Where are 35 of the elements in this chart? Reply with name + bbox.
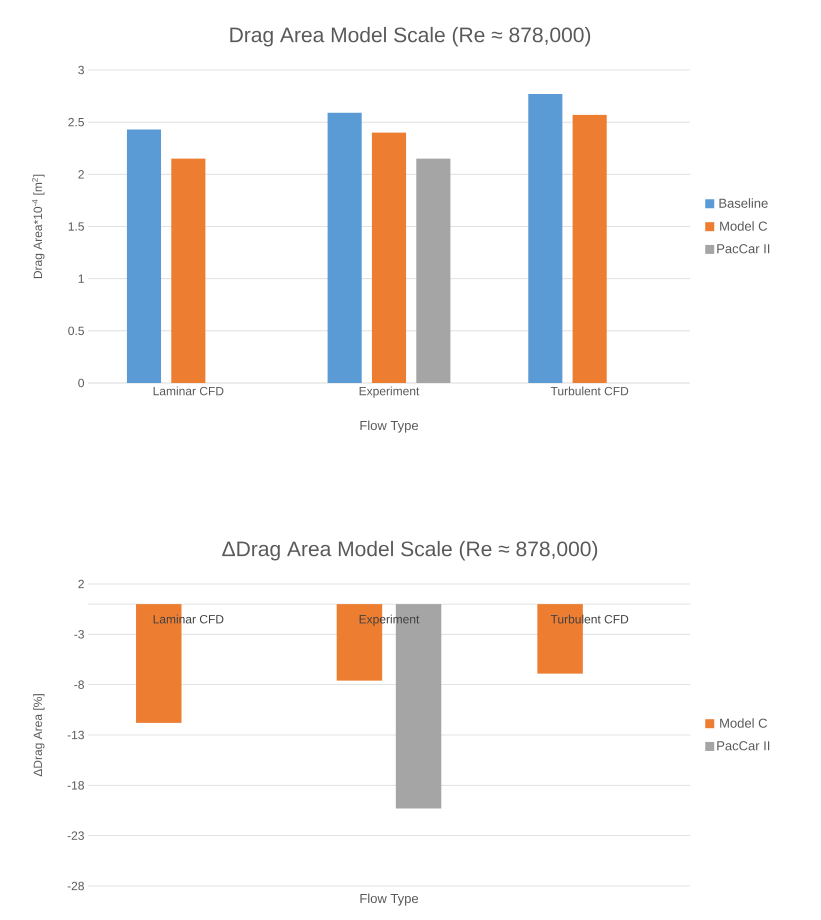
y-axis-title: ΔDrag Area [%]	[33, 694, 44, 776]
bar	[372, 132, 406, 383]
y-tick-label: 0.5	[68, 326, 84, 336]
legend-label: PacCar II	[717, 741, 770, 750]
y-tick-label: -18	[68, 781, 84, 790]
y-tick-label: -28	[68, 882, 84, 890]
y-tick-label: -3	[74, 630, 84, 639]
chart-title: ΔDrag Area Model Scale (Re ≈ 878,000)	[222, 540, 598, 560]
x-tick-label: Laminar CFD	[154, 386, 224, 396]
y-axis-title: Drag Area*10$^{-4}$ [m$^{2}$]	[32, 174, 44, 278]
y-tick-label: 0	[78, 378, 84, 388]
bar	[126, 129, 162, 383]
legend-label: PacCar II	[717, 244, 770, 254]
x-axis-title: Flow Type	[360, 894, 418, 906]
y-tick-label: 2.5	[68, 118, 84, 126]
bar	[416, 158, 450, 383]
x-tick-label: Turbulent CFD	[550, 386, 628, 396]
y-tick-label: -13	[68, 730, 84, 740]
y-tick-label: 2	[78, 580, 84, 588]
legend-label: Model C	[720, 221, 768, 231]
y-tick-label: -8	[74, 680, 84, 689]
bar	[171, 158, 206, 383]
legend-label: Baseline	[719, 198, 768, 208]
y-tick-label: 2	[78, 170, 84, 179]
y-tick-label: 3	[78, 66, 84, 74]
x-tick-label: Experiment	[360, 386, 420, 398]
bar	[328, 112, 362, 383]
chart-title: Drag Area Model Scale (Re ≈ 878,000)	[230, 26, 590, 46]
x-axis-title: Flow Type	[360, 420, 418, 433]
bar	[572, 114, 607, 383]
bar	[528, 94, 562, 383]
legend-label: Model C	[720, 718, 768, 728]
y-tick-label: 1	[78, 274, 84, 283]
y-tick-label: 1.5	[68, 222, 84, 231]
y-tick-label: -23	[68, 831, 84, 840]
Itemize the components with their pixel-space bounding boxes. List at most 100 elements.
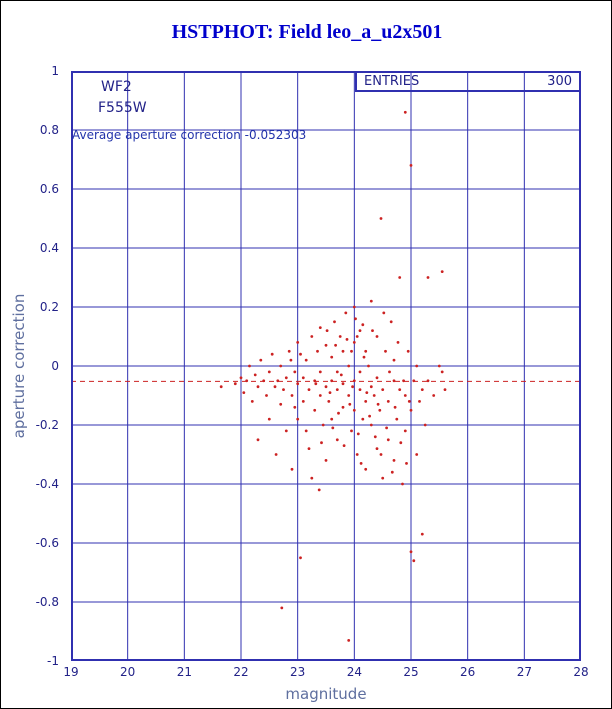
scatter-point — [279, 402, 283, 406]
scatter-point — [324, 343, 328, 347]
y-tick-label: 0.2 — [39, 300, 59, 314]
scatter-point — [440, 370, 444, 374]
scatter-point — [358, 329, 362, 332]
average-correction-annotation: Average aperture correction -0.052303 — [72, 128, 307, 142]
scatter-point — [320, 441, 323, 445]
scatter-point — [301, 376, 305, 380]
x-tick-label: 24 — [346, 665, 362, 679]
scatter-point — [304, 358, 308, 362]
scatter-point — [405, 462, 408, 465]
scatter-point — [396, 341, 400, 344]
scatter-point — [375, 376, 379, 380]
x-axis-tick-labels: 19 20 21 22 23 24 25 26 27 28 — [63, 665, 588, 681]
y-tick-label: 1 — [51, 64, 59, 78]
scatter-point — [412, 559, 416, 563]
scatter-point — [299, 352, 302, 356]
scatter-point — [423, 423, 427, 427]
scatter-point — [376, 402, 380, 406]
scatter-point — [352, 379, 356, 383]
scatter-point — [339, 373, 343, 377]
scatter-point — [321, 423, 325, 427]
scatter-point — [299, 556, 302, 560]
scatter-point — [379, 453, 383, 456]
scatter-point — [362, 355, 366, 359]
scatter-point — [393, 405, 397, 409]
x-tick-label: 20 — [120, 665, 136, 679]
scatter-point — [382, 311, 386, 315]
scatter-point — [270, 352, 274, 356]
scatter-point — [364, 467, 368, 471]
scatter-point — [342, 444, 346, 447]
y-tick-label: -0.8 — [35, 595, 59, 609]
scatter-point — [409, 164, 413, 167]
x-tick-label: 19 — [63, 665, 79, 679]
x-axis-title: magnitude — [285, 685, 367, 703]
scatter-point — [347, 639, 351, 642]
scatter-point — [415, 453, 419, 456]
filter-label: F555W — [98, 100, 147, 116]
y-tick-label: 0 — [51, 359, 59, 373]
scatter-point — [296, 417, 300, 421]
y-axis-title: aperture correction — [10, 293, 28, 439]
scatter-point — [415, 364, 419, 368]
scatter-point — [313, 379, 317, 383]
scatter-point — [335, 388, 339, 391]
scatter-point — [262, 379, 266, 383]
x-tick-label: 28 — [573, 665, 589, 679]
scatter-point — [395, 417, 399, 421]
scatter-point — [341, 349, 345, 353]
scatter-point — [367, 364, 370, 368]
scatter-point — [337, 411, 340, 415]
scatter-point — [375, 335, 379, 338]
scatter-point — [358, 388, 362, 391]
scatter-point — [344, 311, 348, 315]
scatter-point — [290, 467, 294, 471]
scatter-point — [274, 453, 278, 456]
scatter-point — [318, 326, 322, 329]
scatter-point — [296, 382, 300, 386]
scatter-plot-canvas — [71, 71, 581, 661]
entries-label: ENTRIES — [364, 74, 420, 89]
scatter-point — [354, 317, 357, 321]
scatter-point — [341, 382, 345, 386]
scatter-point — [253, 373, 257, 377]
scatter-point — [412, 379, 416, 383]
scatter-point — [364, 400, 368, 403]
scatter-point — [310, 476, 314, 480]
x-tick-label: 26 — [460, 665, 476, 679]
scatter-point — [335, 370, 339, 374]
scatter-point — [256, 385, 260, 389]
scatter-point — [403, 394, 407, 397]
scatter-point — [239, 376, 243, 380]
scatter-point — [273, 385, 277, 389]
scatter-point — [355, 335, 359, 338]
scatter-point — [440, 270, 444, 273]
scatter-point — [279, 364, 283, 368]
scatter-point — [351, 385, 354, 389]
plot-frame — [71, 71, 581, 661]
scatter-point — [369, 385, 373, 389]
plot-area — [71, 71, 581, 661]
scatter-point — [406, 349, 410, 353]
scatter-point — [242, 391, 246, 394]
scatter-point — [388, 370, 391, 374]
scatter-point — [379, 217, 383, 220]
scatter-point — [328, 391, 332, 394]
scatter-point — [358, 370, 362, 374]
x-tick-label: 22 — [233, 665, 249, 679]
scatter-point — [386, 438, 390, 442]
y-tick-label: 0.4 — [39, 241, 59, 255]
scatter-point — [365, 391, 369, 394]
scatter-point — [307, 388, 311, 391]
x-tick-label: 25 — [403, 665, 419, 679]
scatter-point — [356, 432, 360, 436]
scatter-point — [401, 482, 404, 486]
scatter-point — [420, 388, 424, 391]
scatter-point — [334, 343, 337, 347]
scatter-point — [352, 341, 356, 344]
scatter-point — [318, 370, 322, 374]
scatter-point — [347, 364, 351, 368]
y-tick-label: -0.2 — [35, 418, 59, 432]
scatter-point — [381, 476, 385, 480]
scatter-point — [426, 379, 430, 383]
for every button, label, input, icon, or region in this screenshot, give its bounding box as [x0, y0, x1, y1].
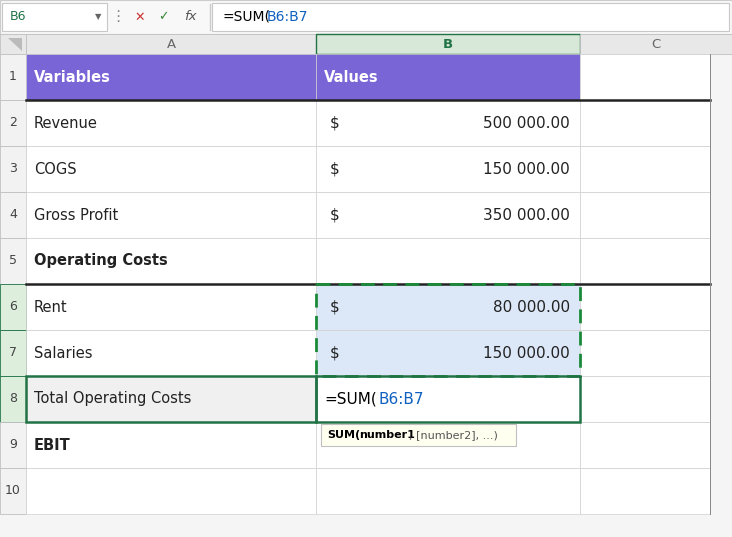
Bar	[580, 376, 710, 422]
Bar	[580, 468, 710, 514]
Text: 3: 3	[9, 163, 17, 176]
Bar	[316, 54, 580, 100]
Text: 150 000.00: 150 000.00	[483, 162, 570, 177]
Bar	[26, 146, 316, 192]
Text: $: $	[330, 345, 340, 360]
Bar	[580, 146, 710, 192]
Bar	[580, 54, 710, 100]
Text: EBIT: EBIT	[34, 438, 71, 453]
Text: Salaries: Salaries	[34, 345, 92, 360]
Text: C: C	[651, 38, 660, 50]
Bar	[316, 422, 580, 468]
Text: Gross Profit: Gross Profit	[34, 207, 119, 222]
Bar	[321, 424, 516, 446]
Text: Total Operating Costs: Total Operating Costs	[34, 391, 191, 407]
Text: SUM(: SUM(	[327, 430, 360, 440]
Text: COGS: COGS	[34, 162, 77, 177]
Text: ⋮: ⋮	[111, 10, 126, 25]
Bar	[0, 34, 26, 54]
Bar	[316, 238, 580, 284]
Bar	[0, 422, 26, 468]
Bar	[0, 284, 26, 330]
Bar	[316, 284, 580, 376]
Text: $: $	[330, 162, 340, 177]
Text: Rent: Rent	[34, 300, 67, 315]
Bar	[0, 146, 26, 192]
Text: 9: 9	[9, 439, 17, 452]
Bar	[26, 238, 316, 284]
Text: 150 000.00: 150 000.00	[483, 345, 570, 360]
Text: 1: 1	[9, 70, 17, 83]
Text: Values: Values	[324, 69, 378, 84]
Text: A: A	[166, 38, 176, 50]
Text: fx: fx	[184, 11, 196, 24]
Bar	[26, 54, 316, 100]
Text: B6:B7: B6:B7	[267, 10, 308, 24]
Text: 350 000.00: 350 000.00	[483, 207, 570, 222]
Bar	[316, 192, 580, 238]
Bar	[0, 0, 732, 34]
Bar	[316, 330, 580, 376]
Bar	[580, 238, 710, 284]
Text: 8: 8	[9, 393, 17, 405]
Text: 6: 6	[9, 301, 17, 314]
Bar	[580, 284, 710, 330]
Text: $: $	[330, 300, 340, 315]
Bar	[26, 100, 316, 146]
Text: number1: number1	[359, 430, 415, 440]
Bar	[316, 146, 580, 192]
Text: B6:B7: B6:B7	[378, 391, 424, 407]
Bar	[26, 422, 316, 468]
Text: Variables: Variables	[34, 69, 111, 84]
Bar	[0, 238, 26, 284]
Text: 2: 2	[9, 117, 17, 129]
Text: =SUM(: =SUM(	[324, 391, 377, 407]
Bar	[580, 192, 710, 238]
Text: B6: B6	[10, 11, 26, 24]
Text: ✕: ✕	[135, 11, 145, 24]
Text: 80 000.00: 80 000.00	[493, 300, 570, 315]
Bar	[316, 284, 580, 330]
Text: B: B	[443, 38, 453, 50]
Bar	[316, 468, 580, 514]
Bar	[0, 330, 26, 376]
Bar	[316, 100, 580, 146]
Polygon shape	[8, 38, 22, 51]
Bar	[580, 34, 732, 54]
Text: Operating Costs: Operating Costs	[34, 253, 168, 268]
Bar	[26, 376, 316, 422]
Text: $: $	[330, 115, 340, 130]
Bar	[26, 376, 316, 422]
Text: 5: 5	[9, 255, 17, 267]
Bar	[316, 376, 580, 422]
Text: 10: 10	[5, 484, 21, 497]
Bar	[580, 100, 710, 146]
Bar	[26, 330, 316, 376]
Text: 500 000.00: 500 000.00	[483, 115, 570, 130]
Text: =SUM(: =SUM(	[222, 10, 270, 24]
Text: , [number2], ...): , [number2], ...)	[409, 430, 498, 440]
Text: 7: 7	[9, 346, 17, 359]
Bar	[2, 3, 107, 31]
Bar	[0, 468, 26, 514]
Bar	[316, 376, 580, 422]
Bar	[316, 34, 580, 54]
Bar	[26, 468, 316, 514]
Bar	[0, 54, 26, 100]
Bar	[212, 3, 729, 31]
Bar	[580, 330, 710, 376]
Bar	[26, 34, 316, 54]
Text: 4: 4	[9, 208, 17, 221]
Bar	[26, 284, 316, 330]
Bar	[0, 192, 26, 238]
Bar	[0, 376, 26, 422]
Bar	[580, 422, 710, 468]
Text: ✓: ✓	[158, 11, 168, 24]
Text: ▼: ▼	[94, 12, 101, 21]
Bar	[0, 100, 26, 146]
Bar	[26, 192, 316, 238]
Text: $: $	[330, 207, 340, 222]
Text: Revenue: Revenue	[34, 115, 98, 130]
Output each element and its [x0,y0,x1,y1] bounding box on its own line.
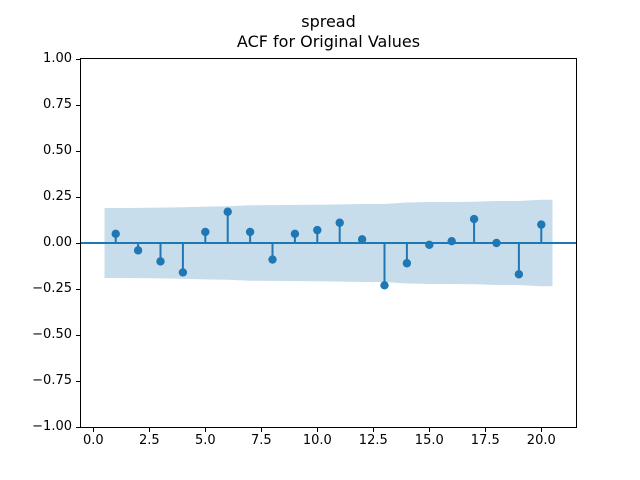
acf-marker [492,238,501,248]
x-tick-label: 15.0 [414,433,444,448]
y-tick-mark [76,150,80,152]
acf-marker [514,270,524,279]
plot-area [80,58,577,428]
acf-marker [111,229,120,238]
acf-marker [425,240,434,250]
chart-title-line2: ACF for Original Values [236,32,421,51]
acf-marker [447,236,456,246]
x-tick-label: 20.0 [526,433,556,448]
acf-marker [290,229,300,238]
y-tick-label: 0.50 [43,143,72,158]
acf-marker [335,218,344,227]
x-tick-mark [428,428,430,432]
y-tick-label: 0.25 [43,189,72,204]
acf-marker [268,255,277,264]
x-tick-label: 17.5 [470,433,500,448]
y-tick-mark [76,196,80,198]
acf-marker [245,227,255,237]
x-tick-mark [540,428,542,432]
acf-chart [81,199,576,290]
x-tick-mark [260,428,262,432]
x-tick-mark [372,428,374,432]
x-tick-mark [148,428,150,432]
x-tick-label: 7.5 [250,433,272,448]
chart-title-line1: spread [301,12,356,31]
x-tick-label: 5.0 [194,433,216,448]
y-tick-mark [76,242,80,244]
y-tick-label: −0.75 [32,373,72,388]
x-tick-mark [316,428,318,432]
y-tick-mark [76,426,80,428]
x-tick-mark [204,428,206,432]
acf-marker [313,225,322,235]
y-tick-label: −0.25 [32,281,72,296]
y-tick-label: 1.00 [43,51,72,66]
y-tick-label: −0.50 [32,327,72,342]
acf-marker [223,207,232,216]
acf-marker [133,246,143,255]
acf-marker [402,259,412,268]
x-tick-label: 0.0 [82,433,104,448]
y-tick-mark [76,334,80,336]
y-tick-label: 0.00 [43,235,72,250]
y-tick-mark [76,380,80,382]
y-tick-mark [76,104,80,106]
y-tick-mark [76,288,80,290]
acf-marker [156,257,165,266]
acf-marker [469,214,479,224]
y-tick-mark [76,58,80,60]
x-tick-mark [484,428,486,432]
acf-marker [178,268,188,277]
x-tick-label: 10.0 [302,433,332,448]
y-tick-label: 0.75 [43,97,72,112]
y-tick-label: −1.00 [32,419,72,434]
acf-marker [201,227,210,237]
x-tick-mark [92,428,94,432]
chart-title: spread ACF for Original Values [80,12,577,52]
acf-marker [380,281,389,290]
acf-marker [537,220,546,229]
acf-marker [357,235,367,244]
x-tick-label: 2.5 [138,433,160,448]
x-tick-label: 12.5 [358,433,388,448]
——
Please return, unchanged, the stretch of the listing from the line containing "scatter-point — [279, 402, 283, 406]" through the line containing "scatter-point — [362, 355, 366, 359]", including both of those lines.

scatter-point — [279, 402, 283, 406]
scatter-point — [324, 343, 328, 347]
y-tick-label: 0.2 — [39, 300, 59, 314]
scatter-point — [440, 370, 444, 374]
scatter-point — [358, 329, 362, 332]
average-correction-annotation: Average aperture correction -0.052303 — [72, 128, 307, 142]
scatter-point — [320, 441, 323, 445]
scatter-point — [301, 376, 305, 380]
x-tick-label: 24 — [346, 665, 362, 679]
scatter-point — [304, 358, 308, 362]
scatter-point — [405, 462, 408, 465]
scatter-point — [396, 341, 400, 344]
scatter-point — [375, 376, 379, 380]
x-axis-tick-labels: 19 20 21 22 23 24 25 26 27 28 — [63, 665, 588, 681]
y-tick-label: 1 — [51, 64, 59, 78]
scatter-point — [412, 559, 416, 563]
scatter-point — [299, 352, 302, 356]
scatter-point — [423, 423, 427, 427]
scatter-point — [376, 402, 380, 406]
scatter-point — [352, 379, 356, 383]
scatter-point — [339, 373, 343, 377]
scatter-point — [321, 423, 325, 427]
scatter-point — [299, 556, 302, 560]
scatter-point — [379, 453, 383, 456]
scatter-point — [362, 355, 366, 359]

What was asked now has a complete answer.